Instruction -> Lines that include the word "洛龙河水质净化厂" are the ones to copy.

===== Recorded data =====

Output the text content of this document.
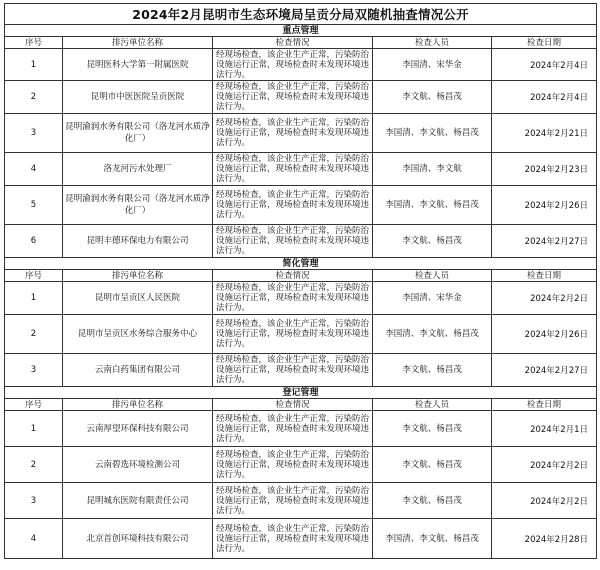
2024年2月昆明市生态环境局呈贡分局双随机抽查情况公开				
重点管理				
序号	排污单位名称	检查情况	检查人员	检查日期
1	昆明医科大学第一附属医院	经现场检查，该企业生产正常，污染防治设施运行正常，现场检查时未发现环境违法行为。	李国清、宋华金	2024年2月4日
2	昆明市中医医院呈贡医院	经现场检查，该企业生产正常，污染防治设施运行正常，现场检查时未发现环境违法行为。	李文航、杨昌茂	2024年2月4日
3	昆明渝润水务有限公司（洛龙河水质净化厂）	经现场检查，该企业生产正常，污染防治设施运行正常，现场检查时未发现环境违法行为。	李国清、李文航、杨昌茂	2024年2月21日
4	洛龙河污水处理厂	经现场检查，该企业生产正常，污染防治设施运行正常，现场检查时未发现环境违法行为。	李国清、李文航	2024年2月23日
5	昆明渝润水务有限公司（洛龙河水质净化厂）	经现场检查，该企业生产正常，污染防治设施运行正常，现场检查时未发现环境违法行为。	李国清、李文航、杨昌茂	2024年2月26日
6	昆明丰德环保电力有限公司	经现场检查，该企业生产正常，污染防治设施运行正常，现场检查时未发现环境违法行为。	李文航、杨昌茂	2024年2月27日
简化管理				
序号	排污单位名称	检查情况	检查人员	检查日期
1	昆明市呈贡区人民医院	经现场检查，该企业生产正常，污染防治设施运行正常，现场检查时未发现环境违法行为。	李国清、宋华金	2024年2月2日
2	昆明市呈贡区水务综合服务中心	经现场检查，该企业生产正常，污染防治设施运行正常，现场检查时未发现环境违法行为。	李国清、李文航、杨昌茂	2024年2月26日
3	云南白药集团有限公司	经现场检查，该企业生产正常，污染防治设施运行正常，现场检查时未发现环境违法行为。	李文航、杨昌茂	2024年2月27日
登记管理				
序号	排污单位名称	检查情况	检查人员	检查日期
1	云南厚望环保科技有限公司	经现场检查，该企业生产正常，污染防治设施运行正常，现场检查时未发现环境违法行为。	李文航、杨昌茂	2024年2月1日
2	云南碧选环境检测公司	经现场检查，该企业生产正常，污染防治设施运行正常，现场检查时未发现环境违法行为。	李文航、杨昌茂	2024年2月2日
3	昆明城东医院有限责任公司	经现场检查，该企业生产正常，污染防治设施运行正常，现场检查时未发现环境违法行为。	李文航、杨昌茂	2024年2月2日
4	北京首创环境科技有限公司	经现场检查，该企业生产正常，污染防治设施运行正常，现场检查时未发现环境违法行为。	李国清、李文航、杨昌茂	2024年2月28日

=====

Task response ->
3	昆明渝润水务有限公司（洛龙河水质净化厂）	经现场检查，该企业生产正常，污染防治设施运行正常，现场检查时未发现环境违法行为。	李国清、李文航、杨昌茂	2024年2月21日
5	昆明渝润水务有限公司（洛龙河水质净化厂）	经现场检查，该企业生产正常，污染防治设施运行正常，现场检查时未发现环境违法行为。	李国清、李文航、杨昌茂	2024年2月26日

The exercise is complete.